'''

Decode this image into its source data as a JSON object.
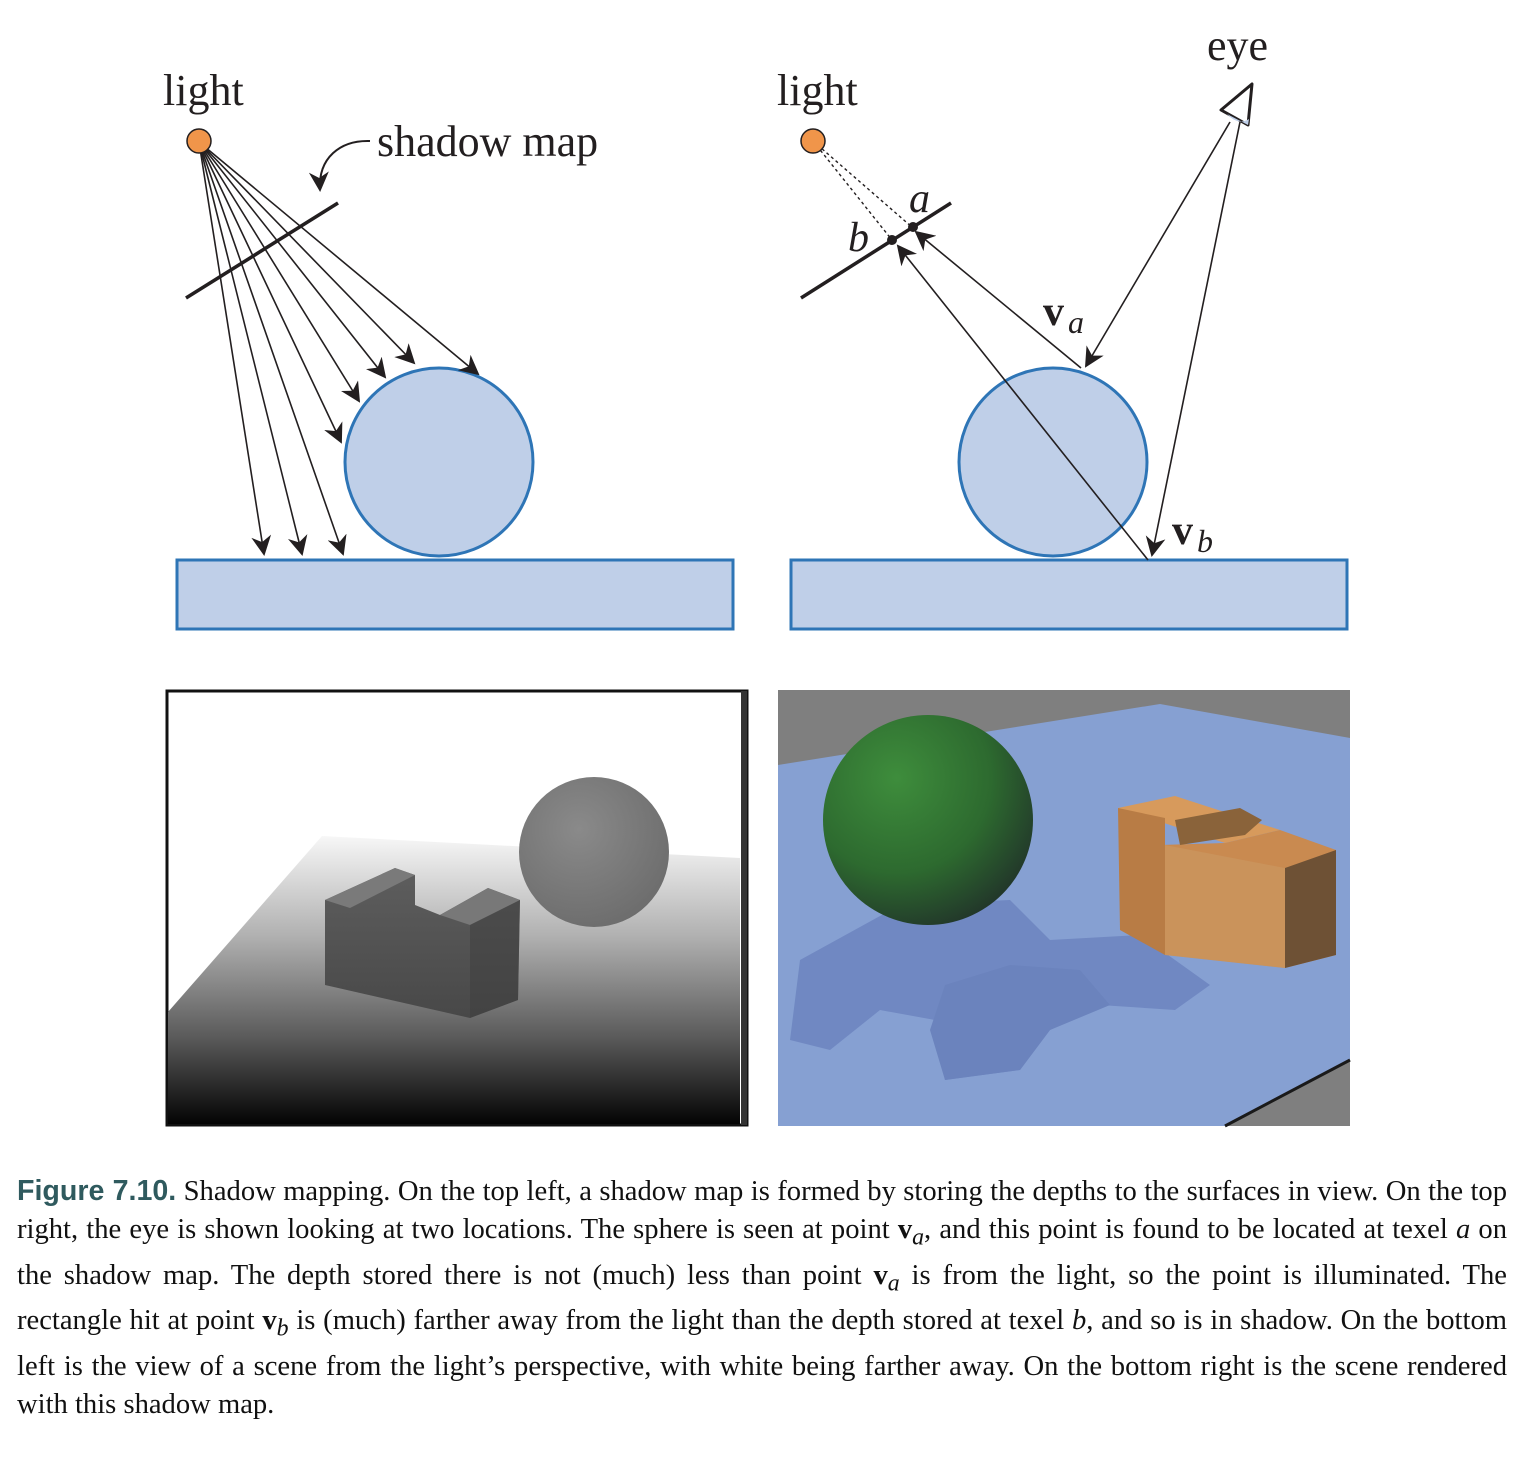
{
  "diagram_left": {
    "light_label": "light",
    "shadow_map_label": "shadow map"
  },
  "diagram_right": {
    "light_label": "light",
    "eye_label": "eye",
    "texel_a": "a",
    "texel_b": "b",
    "point_a_base": "v",
    "point_a_sub": "a",
    "point_b_base": "v",
    "point_b_sub": "b"
  },
  "colors": {
    "light": "#f0954a",
    "object_fill": "#bfcfe8",
    "object_stroke": "#2e75b6",
    "ray": "#231f20",
    "sphere_green": "#2f6e31",
    "box_orange": "#c98a50",
    "plane_blue": "#86a0d2"
  },
  "caption": {
    "label": "Figure 7.10.",
    "seg1": " Shadow mapping. On the top left, a shadow map is formed by storing the depths to the surfaces in view. On the top right, the eye is shown looking at two locations. The sphere is seen at point ",
    "va_base": "v",
    "va_sub": "a",
    "seg2": ", and this point is found to be located at texel ",
    "tex_a": "a",
    "seg3": " on the shadow map. The depth stored there is not (much) less than point ",
    "va2_base": "v",
    "va2_sub": "a",
    "seg4": " is from the light, so the point is illuminated. The rectangle hit at point ",
    "vb_base": "v",
    "vb_sub": "b",
    "seg5": " is (much) farther away from the light than the depth stored at texel ",
    "tex_b": "b",
    "seg6": ", and so is in shadow. On the bottom left is the view of a scene from the light’s perspective, with white being farther away. On the bottom right is the scene rendered with this shadow map."
  }
}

'''

Scan the material and collect every line that contains "view".

▶ SOLUTION FOR THIS TASK:
    "seg1": " Shadow mapping. On the top left, a shadow map is formed by storing the depths to the surfaces in view. On the top right, the eye is shown looking at two locations. The sphere is seen at point ",
    "seg6": ", and so is in shadow. On the bottom left is the view of a scene from the light’s perspective, with white being farther away. On the bottom right is the scene rendered with this shadow map."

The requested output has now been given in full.